§ Request:
From the listing below, extract every line containing "主持人女".

§ Dataset rows:
• • •
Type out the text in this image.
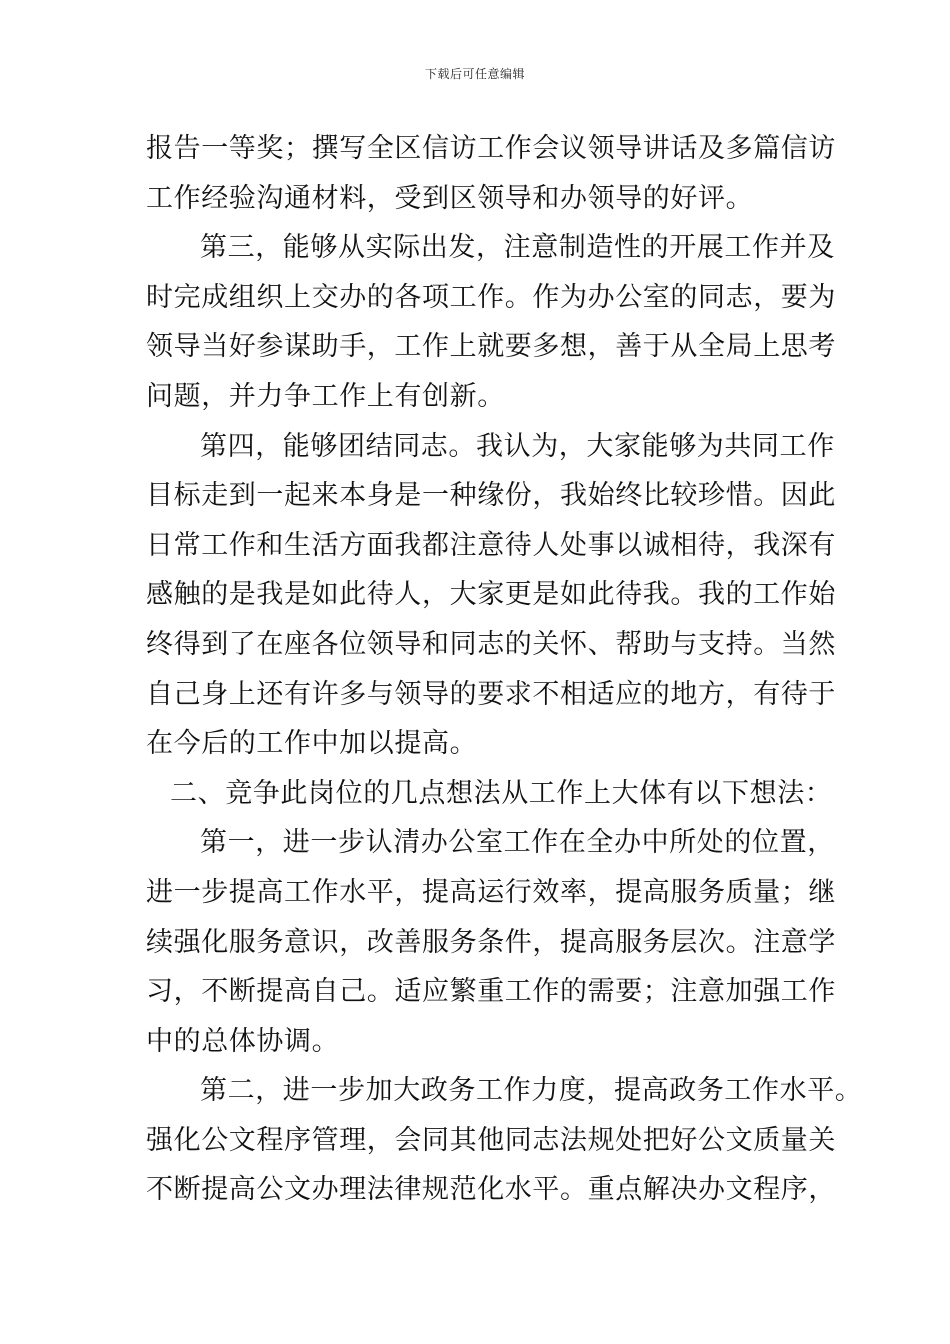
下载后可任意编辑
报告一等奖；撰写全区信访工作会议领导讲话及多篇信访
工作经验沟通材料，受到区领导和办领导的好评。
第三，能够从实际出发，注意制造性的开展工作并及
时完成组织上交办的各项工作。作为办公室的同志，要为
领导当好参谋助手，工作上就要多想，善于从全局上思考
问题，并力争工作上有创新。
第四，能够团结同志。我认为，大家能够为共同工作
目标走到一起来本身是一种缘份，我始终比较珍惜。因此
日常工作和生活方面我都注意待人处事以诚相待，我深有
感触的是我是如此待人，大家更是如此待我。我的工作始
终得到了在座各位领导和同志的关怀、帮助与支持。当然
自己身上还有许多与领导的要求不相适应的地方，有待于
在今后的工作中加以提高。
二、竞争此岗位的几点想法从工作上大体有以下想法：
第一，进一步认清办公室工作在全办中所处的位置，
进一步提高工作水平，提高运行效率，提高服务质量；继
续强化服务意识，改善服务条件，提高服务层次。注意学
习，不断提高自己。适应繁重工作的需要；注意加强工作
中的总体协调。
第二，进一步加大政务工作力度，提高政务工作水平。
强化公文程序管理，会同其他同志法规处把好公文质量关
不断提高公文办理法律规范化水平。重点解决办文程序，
• • •
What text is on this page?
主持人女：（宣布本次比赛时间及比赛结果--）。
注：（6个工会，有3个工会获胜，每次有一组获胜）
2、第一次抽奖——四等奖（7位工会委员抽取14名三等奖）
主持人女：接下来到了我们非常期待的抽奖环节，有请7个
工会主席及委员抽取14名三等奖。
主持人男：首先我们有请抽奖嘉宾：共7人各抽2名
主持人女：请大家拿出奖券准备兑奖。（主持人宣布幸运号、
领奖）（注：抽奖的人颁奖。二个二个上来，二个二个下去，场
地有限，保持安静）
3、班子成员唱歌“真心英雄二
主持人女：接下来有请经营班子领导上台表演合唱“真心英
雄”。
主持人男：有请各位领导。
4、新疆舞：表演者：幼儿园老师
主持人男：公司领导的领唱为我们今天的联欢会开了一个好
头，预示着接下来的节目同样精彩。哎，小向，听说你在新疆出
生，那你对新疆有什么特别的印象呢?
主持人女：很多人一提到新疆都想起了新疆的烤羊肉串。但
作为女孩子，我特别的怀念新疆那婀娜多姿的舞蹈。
• • •
§ Output:
主持人女：（宣布本次比赛时间及比赛结果--）。
主持人女：接下来到了我们非常期待的抽奖环节，有请7个
主持人女：请大家拿出奖券准备兑奖。（主持人宣布幸运号、
主持人女：接下来有请经营班子领导上台表演合唱“真心英
主持人女：很多人一提到新疆都想起了新疆的烤羊肉串。但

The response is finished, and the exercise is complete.